Saved data entries
##########

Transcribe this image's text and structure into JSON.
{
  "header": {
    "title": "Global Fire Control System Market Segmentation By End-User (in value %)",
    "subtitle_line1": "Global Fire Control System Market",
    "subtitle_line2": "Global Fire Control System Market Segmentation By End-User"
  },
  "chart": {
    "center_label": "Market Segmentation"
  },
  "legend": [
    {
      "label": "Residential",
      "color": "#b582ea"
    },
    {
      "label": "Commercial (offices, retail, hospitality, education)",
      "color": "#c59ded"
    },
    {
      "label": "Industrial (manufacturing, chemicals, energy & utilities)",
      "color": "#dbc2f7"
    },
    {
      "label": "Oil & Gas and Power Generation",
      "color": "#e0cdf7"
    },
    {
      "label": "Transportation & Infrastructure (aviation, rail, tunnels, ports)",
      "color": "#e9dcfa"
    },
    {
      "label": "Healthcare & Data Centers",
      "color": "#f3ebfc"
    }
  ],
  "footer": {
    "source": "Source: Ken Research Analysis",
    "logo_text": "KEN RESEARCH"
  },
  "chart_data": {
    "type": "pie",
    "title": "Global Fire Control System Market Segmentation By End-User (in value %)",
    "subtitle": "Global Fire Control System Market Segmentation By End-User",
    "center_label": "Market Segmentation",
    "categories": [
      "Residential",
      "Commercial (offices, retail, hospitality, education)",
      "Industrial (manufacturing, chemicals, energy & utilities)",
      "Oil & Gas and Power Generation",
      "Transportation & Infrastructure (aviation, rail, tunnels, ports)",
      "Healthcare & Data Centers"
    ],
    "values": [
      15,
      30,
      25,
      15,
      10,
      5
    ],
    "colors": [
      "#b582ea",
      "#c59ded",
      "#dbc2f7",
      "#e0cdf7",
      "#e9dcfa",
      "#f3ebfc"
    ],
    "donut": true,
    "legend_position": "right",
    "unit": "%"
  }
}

##########

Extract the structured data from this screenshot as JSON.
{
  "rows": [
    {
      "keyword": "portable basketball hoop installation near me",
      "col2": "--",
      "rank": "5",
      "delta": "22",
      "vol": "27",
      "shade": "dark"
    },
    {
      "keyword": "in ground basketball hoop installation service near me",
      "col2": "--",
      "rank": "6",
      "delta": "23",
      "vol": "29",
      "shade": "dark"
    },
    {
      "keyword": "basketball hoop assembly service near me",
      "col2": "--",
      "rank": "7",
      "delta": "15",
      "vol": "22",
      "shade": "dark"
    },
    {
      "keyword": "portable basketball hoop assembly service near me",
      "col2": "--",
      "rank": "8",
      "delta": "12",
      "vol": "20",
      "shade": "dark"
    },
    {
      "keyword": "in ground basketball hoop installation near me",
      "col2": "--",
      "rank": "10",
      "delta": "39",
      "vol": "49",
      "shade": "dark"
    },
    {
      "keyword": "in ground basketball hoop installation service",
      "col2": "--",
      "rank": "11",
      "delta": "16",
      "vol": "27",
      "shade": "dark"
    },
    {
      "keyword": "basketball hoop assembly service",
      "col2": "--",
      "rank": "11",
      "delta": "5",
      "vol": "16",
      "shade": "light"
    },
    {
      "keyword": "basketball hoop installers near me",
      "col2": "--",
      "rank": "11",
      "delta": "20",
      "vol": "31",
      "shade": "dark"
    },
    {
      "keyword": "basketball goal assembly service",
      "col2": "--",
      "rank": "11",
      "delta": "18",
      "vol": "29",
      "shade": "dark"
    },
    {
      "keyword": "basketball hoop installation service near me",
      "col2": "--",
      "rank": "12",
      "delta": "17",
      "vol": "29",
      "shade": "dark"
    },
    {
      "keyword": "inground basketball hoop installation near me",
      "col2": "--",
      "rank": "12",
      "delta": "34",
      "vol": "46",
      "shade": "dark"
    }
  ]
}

##########

• What this task involves
Track down all lines above with the string "delta" and copy them.

• Correct result
      "delta": "22",
      "delta": "23",
      "delta": "15",
      "delta": "12",
      "delta": "39",
      "delta": "16",
      "delta": "5",
      "delta": "20",
      "delta": "18",
      "delta": "17",
      "delta": "34",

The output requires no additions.